Job :: Check every line for the word "Implementation" and state how many lines have it. Reply with the number alone.

Task inputs ::
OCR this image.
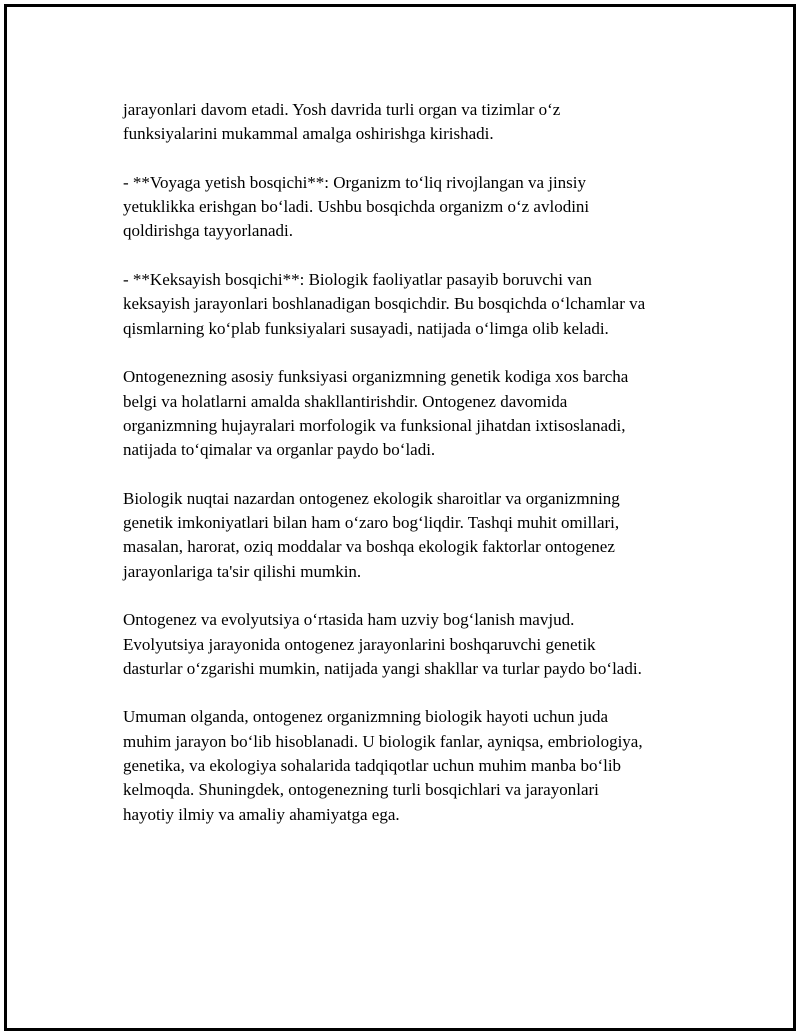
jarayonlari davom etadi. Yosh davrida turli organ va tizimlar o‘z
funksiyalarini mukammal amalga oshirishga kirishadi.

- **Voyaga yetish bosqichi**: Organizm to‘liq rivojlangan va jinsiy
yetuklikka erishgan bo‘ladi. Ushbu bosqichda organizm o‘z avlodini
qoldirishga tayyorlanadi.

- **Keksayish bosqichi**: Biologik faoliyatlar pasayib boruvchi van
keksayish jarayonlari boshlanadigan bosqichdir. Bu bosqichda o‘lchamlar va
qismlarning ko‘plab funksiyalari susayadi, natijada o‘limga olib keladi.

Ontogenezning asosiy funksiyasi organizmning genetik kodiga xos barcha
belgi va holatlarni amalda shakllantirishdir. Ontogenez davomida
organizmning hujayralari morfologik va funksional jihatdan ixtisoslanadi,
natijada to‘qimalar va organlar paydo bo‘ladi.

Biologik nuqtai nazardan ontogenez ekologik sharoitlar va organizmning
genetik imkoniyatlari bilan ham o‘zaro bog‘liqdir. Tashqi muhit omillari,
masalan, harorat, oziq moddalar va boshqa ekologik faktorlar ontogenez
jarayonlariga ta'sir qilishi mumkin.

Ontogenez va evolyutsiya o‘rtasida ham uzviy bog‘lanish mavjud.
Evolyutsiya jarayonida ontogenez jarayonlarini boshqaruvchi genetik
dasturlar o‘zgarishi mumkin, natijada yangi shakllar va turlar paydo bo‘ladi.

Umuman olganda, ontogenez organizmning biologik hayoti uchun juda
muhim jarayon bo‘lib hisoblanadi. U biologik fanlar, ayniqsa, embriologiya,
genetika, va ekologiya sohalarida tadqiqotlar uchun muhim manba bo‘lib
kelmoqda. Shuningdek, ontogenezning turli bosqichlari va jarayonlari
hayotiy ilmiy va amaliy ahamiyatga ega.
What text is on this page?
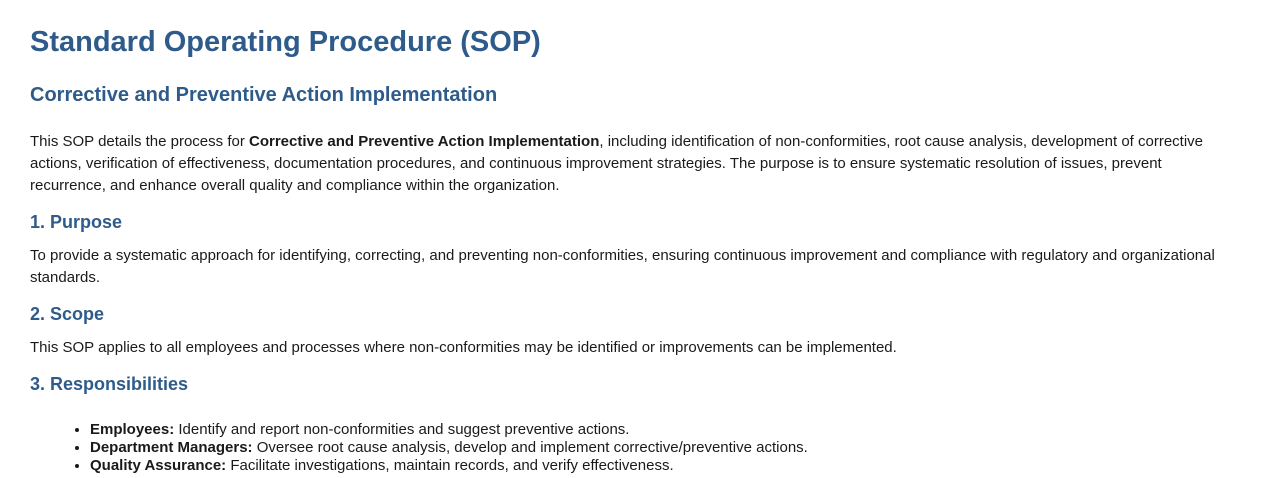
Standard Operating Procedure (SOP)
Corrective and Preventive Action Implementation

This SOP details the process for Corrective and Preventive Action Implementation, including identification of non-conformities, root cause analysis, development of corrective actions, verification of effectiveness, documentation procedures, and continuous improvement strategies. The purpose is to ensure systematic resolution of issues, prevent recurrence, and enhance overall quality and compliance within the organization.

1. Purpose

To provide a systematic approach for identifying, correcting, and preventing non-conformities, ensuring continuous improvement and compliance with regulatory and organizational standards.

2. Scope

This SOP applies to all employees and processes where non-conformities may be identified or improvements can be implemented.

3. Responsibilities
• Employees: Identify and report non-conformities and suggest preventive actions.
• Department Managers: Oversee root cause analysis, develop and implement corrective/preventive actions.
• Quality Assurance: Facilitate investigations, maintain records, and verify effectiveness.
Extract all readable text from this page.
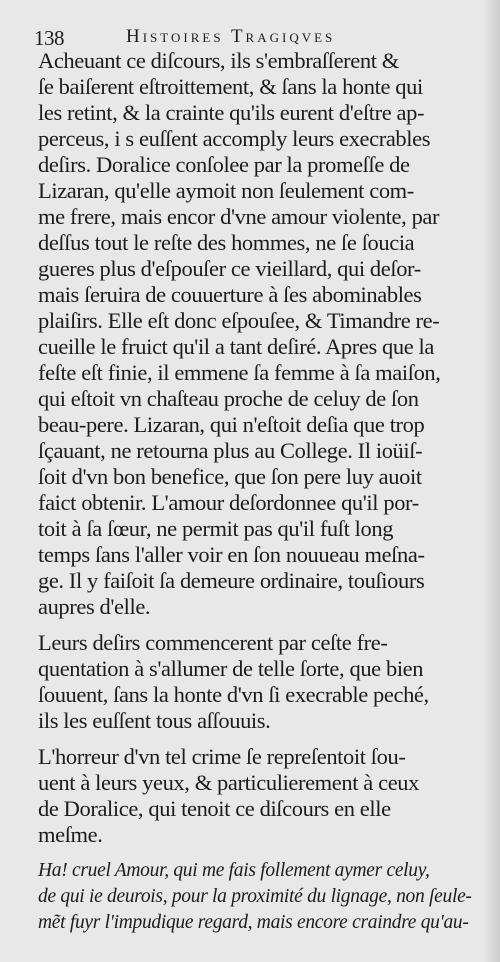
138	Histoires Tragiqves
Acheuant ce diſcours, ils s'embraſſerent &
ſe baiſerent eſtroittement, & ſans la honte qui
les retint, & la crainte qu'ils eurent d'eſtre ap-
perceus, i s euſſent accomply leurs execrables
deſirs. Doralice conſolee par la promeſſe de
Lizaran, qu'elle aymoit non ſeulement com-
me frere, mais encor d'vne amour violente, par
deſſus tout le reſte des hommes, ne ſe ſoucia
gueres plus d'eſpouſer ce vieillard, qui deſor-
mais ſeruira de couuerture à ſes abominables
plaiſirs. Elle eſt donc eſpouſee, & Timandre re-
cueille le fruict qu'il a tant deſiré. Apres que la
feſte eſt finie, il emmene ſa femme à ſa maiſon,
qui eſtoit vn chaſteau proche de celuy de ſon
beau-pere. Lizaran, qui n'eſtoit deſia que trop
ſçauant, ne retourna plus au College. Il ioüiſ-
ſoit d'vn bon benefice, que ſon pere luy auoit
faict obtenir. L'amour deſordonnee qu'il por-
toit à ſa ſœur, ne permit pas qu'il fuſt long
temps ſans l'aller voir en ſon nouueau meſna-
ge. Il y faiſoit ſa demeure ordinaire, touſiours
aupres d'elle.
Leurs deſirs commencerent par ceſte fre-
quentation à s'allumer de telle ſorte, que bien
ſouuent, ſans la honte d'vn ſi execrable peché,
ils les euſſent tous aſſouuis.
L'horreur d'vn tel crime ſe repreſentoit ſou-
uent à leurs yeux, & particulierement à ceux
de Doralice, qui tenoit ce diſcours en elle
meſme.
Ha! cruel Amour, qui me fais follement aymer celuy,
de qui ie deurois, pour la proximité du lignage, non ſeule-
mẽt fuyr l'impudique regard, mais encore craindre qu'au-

Complete response :: 2